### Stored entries
• • •

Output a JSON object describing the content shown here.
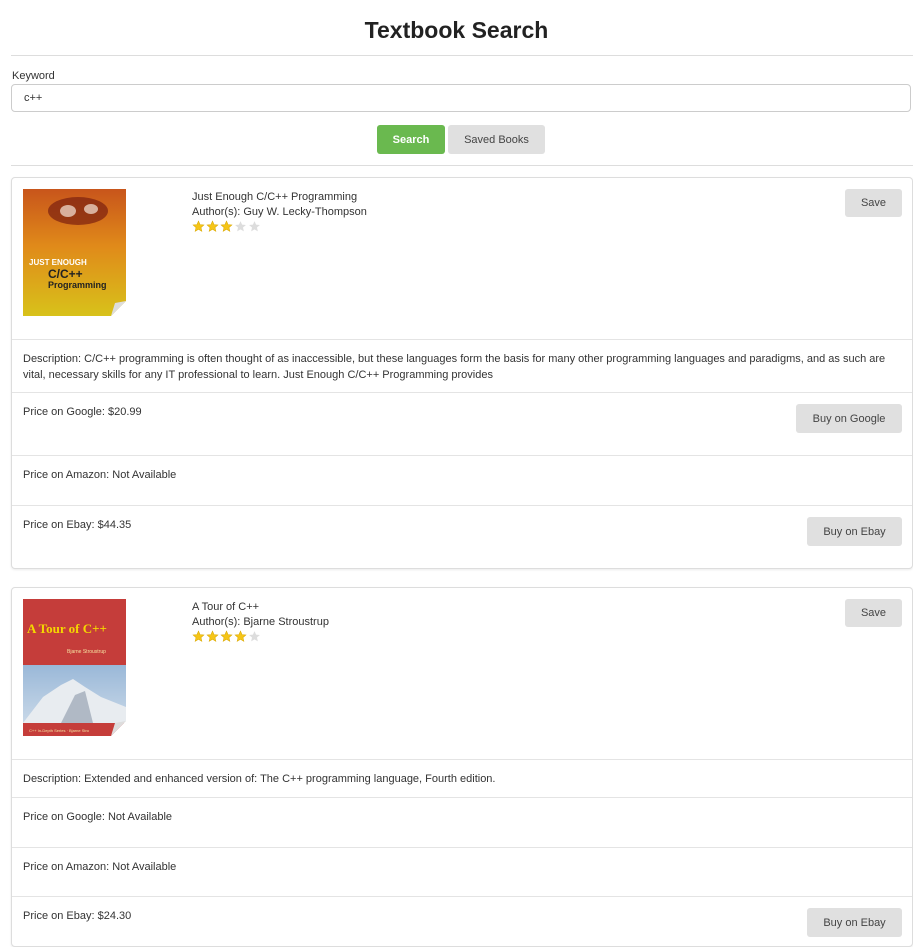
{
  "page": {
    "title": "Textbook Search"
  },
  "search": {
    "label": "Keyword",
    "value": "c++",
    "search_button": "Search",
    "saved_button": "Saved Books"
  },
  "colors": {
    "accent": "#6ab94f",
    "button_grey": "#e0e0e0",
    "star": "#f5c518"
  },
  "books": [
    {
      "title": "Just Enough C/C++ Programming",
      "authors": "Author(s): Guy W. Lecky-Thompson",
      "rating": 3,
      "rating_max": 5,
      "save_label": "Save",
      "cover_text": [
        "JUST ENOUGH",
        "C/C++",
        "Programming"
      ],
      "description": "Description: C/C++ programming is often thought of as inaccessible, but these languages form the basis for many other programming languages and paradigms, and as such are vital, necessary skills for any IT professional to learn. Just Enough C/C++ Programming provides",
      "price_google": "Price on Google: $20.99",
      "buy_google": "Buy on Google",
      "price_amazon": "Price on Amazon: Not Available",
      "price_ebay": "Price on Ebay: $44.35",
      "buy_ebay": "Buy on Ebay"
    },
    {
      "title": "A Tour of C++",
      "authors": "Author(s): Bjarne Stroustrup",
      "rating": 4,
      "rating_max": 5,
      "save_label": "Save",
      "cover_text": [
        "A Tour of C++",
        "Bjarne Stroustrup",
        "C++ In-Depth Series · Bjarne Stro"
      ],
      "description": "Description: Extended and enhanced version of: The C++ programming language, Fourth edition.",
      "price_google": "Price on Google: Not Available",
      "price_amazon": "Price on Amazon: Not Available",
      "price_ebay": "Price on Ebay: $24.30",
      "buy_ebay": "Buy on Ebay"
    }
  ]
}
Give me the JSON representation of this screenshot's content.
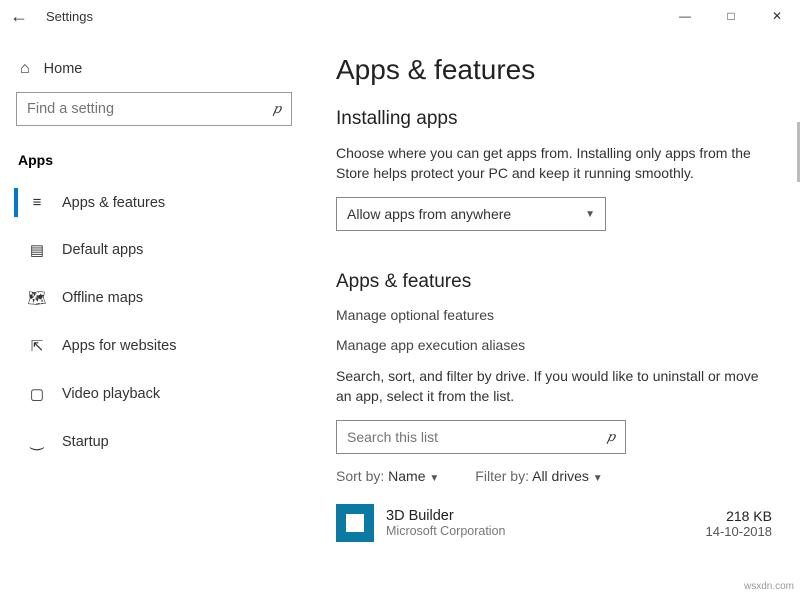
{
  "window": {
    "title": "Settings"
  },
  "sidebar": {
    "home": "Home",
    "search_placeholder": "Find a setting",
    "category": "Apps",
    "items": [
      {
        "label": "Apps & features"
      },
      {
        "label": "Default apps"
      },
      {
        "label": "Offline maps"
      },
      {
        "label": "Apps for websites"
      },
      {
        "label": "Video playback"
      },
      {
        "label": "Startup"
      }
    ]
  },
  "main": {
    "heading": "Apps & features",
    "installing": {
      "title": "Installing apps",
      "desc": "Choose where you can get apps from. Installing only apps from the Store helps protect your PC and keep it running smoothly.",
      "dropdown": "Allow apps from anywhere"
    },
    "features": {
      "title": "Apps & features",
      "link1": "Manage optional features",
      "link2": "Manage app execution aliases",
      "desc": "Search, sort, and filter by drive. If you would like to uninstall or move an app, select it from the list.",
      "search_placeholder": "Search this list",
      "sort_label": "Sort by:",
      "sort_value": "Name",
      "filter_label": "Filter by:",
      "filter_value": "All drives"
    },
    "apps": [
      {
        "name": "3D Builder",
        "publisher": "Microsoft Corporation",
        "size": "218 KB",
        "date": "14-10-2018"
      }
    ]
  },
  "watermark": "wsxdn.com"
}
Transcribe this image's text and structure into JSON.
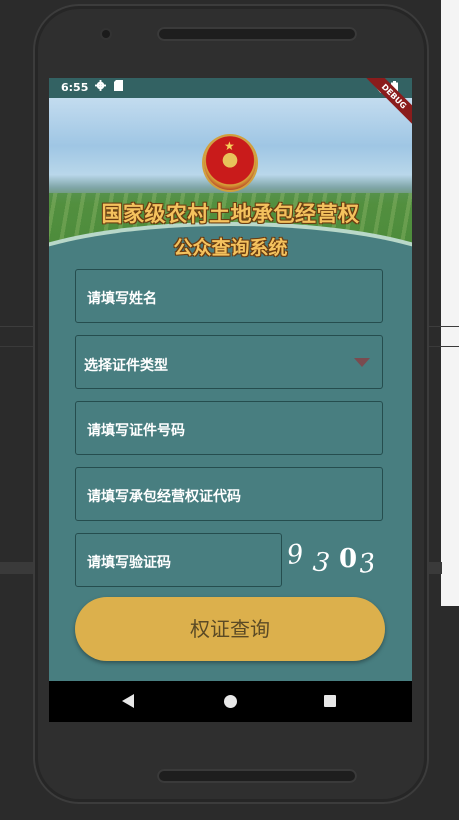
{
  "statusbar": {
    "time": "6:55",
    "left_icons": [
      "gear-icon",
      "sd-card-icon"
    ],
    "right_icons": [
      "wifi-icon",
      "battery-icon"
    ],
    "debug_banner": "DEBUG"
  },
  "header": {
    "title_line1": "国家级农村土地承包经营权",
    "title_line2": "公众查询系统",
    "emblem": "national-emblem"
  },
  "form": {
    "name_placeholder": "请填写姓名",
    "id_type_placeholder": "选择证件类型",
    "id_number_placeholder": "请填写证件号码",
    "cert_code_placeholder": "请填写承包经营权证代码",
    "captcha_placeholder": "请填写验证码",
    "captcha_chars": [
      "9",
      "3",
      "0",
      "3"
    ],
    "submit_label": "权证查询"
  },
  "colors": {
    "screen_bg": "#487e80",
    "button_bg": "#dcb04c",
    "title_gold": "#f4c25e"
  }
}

• • •

### Stated goal
Search the preceding listing for the word "Ebay" and pull out every line that holds it.

### Answer to this exercise
      "price_ebay": "Price on Ebay: $44.35",
      "buy_ebay": "Buy on Ebay"
      "price_ebay": "Price on Ebay: $24.30",
      "buy_ebay": "Buy on Ebay"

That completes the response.